Some records
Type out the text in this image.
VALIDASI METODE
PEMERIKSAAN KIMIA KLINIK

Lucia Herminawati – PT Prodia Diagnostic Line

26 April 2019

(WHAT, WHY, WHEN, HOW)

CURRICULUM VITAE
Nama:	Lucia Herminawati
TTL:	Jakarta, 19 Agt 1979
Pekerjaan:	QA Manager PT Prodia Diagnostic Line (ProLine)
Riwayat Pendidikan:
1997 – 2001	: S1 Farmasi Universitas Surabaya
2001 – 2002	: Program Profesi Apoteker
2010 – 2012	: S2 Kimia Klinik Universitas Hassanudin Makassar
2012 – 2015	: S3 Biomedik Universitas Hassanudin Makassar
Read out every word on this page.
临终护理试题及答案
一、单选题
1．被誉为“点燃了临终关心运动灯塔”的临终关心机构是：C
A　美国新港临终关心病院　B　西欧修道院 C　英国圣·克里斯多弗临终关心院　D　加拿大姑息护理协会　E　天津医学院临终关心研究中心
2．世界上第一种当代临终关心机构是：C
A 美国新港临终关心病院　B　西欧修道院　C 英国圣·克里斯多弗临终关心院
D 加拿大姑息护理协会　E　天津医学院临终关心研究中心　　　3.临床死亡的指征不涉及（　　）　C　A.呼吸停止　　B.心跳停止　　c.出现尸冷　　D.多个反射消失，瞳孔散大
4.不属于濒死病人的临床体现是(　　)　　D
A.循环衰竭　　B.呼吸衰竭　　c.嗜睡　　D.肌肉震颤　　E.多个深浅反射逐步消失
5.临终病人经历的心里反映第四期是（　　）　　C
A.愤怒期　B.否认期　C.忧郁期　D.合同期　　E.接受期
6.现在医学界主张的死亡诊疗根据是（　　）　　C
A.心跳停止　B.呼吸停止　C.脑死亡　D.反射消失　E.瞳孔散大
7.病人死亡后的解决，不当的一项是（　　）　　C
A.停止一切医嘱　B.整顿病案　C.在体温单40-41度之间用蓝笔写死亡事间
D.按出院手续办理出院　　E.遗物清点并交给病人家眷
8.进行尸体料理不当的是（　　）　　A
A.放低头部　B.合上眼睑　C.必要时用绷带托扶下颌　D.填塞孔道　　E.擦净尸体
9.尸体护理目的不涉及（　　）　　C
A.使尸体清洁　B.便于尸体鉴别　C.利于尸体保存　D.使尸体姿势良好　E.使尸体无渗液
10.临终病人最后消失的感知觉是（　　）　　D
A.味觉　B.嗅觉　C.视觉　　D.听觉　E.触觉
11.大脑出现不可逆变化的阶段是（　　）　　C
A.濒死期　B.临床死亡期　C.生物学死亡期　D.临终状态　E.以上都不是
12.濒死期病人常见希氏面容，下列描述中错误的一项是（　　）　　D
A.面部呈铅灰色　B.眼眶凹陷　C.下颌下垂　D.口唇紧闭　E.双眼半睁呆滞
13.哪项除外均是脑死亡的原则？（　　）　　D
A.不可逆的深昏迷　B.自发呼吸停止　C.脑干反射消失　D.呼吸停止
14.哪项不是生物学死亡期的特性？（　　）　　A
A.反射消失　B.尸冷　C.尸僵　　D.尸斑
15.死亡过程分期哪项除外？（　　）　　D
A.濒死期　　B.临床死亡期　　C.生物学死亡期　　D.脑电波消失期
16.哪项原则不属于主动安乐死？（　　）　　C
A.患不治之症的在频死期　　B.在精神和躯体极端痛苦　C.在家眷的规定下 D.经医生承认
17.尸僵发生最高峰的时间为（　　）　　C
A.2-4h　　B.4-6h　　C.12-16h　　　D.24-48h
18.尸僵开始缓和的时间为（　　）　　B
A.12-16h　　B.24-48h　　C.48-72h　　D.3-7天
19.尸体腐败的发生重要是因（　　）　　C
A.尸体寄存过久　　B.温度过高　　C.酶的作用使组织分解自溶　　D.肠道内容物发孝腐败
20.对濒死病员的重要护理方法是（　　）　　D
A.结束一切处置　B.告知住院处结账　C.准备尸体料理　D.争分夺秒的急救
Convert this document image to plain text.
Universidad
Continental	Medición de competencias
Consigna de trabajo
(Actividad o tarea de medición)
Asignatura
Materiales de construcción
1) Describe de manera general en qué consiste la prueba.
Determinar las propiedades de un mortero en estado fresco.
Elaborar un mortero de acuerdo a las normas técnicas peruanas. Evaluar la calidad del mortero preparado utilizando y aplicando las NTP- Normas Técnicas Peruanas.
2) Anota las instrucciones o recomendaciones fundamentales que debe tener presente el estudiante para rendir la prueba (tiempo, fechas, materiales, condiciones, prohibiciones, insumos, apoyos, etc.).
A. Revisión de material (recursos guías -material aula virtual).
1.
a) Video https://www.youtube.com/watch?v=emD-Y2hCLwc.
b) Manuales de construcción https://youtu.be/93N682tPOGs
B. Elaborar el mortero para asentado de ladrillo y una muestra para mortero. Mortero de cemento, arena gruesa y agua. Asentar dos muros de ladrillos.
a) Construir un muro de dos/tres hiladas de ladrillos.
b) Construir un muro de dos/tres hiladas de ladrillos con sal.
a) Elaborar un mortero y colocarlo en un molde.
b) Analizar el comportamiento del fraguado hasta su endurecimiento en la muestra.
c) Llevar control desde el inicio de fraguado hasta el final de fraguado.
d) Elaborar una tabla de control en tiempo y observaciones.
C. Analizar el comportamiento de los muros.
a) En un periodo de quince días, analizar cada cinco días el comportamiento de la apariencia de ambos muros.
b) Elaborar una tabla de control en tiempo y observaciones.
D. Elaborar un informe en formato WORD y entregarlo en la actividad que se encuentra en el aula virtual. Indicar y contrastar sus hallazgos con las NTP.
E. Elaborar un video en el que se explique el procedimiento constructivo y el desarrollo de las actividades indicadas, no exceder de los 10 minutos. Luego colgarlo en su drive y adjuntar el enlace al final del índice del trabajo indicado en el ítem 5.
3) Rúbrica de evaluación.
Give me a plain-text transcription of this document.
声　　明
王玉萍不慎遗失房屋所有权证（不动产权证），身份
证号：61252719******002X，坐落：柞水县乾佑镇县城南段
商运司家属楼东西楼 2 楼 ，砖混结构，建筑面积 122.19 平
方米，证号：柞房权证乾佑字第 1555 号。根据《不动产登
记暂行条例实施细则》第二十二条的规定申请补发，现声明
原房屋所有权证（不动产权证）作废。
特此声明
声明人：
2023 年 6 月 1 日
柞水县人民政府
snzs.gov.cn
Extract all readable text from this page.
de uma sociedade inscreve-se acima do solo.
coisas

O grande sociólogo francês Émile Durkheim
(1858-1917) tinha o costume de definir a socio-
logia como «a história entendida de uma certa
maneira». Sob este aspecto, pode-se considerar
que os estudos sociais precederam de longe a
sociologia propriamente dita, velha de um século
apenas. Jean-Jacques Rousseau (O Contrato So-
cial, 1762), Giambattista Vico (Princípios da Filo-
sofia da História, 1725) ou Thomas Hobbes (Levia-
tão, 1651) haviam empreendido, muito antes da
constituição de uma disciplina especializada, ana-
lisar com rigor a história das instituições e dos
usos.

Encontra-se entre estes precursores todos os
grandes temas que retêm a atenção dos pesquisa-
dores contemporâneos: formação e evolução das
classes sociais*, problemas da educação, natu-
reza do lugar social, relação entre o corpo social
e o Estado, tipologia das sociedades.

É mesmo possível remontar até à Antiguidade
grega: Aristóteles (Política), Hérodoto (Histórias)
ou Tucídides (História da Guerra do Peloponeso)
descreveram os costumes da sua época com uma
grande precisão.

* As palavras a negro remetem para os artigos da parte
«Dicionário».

Objective — Output the lines above verbatim and in full.

The completed task —
Type out the text in this image.
VALIDASI METODE
PEMERIKSAAN KIMIA KLINIK

Lucia Herminawati – PT Prodia Diagnostic Line

26 April 2019

(WHAT, WHY, WHEN, HOW)

CURRICULUM VITAE
Nama:	Lucia Herminawati
TTL:	Jakarta, 19 Agt 1979
Pekerjaan:	QA Manager PT Prodia Diagnostic Line (ProLine)
Riwayat Pendidikan:
1997 – 2001	: S1 Farmasi Universitas Surabaya
2001 – 2002	: Program Profesi Apoteker
2010 – 2012	: S2 Kimia Klinik Universitas Hassanudin Makassar
2012 – 2015	: S3 Biomedik Universitas Hassanudin Makassar
Read out every word on this page.
临终护理试题及答案
一、单选题
1．被誉为“点燃了临终关心运动灯塔”的临终关心机构是：C
A　美国新港临终关心病院　B　西欧修道院 C　英国圣·克里斯多弗临终关心院　D　加拿大姑息护理协会　E　天津医学院临终关心研究中心
2．世界上第一种当代临终关心机构是：C
A 美国新港临终关心病院　B　西欧修道院　C 英国圣·克里斯多弗临终关心院
D 加拿大姑息护理协会　E　天津医学院临终关心研究中心　　　3.临床死亡的指征不涉及（　　）　C　A.呼吸停止　　B.心跳停止　　c.出现尸冷　　D.多个反射消失，瞳孔散大
4.不属于濒死病人的临床体现是(　　)　　D
A.循环衰竭　　B.呼吸衰竭　　c.嗜睡　　D.肌肉震颤　　E.多个深浅反射逐步消失
5.临终病人经历的心里反映第四期是（　　）　　C
A.愤怒期　B.否认期　C.忧郁期　D.合同期　　E.接受期
6.现在医学界主张的死亡诊疗根据是（　　）　　C
A.心跳停止　B.呼吸停止　C.脑死亡　D.反射消失　E.瞳孔散大
7.病人死亡后的解决，不当的一项是（　　）　　C
A.停止一切医嘱　B.整顿病案　C.在体温单40-41度之间用蓝笔写死亡事间
D.按出院手续办理出院　　E.遗物清点并交给病人家眷
8.进行尸体料理不当的是（　　）　　A
A.放低头部　B.合上眼睑　C.必要时用绷带托扶下颌　D.填塞孔道　　E.擦净尸体
9.尸体护理目的不涉及（　　）　　C
A.使尸体清洁　B.便于尸体鉴别　C.利于尸体保存　D.使尸体姿势良好　E.使尸体无渗液
10.临终病人最后消失的感知觉是（　　）　　D
A.味觉　B.嗅觉　C.视觉　　D.听觉　E.触觉
11.大脑出现不可逆变化的阶段是（　　）　　C
A.濒死期　B.临床死亡期　C.生物学死亡期　D.临终状态　E.以上都不是
12.濒死期病人常见希氏面容，下列描述中错误的一项是（　　）　　D
A.面部呈铅灰色　B.眼眶凹陷　C.下颌下垂　D.口唇紧闭　E.双眼半睁呆滞
13.哪项除外均是脑死亡的原则？（　　）　　D
A.不可逆的深昏迷　B.自发呼吸停止　C.脑干反射消失　D.呼吸停止
14.哪项不是生物学死亡期的特性？（　　）　　A
A.反射消失　B.尸冷　C.尸僵　　D.尸斑
15.死亡过程分期哪项除外？（　　）　　D
A.濒死期　　B.临床死亡期　　C.生物学死亡期　　D.脑电波消失期
16.哪项原则不属于主动安乐死？（　　）　　C
A.患不治之症的在频死期　　B.在精神和躯体极端痛苦　C.在家眷的规定下 D.经医生承认
17.尸僵发生最高峰的时间为（　　）　　C
A.2-4h　　B.4-6h　　C.12-16h　　　D.24-48h
18.尸僵开始缓和的时间为（　　）　　B
A.12-16h　　B.24-48h　　C.48-72h　　D.3-7天
19.尸体腐败的发生重要是因（　　）　　C
A.尸体寄存过久　　B.温度过高　　C.酶的作用使组织分解自溶　　D.肠道内容物发孝腐败
20.对濒死病员的重要护理方法是（　　）　　D
A.结束一切处置　B.告知住院处结账　C.准备尸体料理　D.争分夺秒的急救
Convert this document image to plain text.
Universidad
Continental	Medición de competencias
Consigna de trabajo
(Actividad o tarea de medición)
Asignatura
Materiales de construcción
1) Describe de manera general en qué consiste la prueba.
Determinar las propiedades de un mortero en estado fresco.
Elaborar un mortero de acuerdo a las normas técnicas peruanas. Evaluar la calidad del mortero preparado utilizando y aplicando las NTP- Normas Técnicas Peruanas.
2) Anota las instrucciones o recomendaciones fundamentales que debe tener presente el estudiante para rendir la prueba (tiempo, fechas, materiales, condiciones, prohibiciones, insumos, apoyos, etc.).
A. Revisión de material (recursos guías -material aula virtual).
1.
a) Video https://www.youtube.com/watch?v=emD-Y2hCLwc.
b) Manuales de construcción https://youtu.be/93N682tPOGs
B. Elaborar el mortero para asentado de ladrillo y una muestra para mortero. Mortero de cemento, arena gruesa y agua. Asentar dos muros de ladrillos.
a) Construir un muro de dos/tres hiladas de ladrillos.
b) Construir un muro de dos/tres hiladas de ladrillos con sal.
a) Elaborar un mortero y colocarlo en un molde.
b) Analizar el comportamiento del fraguado hasta su endurecimiento en la muestra.
c) Llevar control desde el inicio de fraguado hasta el final de fraguado.
d) Elaborar una tabla de control en tiempo y observaciones.
C. Analizar el comportamiento de los muros.
a) En un periodo de quince días, analizar cada cinco días el comportamiento de la apariencia de ambos muros.
b) Elaborar una tabla de control en tiempo y observaciones.
D. Elaborar un informe en formato WORD y entregarlo en la actividad que se encuentra en el aula virtual. Indicar y contrastar sus hallazgos con las NTP.
E. Elaborar un video en el que se explique el procedimiento constructivo y el desarrollo de las actividades indicadas, no exceder de los 10 minutos. Luego colgarlo en su drive y adjuntar el enlace al final del índice del trabajo indicado en el ítem 5.
3) Rúbrica de evaluación.
Give me a plain-text transcription of this document.
声　　明
王玉萍不慎遗失房屋所有权证（不动产权证），身份
证号：61252719******002X，坐落：柞水县乾佑镇县城南段
商运司家属楼东西楼 2 楼 ，砖混结构，建筑面积 122.19 平
方米，证号：柞房权证乾佑字第 1555 号。根据《不动产登
记暂行条例实施细则》第二十二条的规定申请补发，现声明
原房屋所有权证（不动产权证）作废。
特此声明
声明人：
2023 年 6 月 1 日
柞水县人民政府
snzs.gov.cn
Extract all readable text from this page.
de uma sociedade inscreve-se acima do solo.
coisas

O grande sociólogo francês Émile Durkheim
(1858-1917) tinha o costume de definir a socio-
logia como «a história entendida de uma certa
maneira». Sob este aspecto, pode-se considerar
que os estudos sociais precederam de longe a
sociologia propriamente dita, velha de um século
apenas. Jean-Jacques Rousseau (O Contrato So-
cial, 1762), Giambattista Vico (Princípios da Filo-
sofia da História, 1725) ou Thomas Hobbes (Levia-
tão, 1651) haviam empreendido, muito antes da
constituição de uma disciplina especializada, ana-
lisar com rigor a história das instituições e dos
usos.

Encontra-se entre estes precursores todos os
grandes temas que retêm a atenção dos pesquisa-
dores contemporâneos: formação e evolução das
classes sociais*, problemas da educação, natu-
reza do lugar social, relação entre o corpo social
e o Estado, tipologia das sociedades.

É mesmo possível remontar até à Antiguidade
grega: Aristóteles (Política), Hérodoto (Histórias)
ou Tucídides (História da Guerra do Peloponeso)
descreveram os costumes da sua época com uma
grande precisão.

* As palavras a negro remetem para os artigos da parte
«Dicionário».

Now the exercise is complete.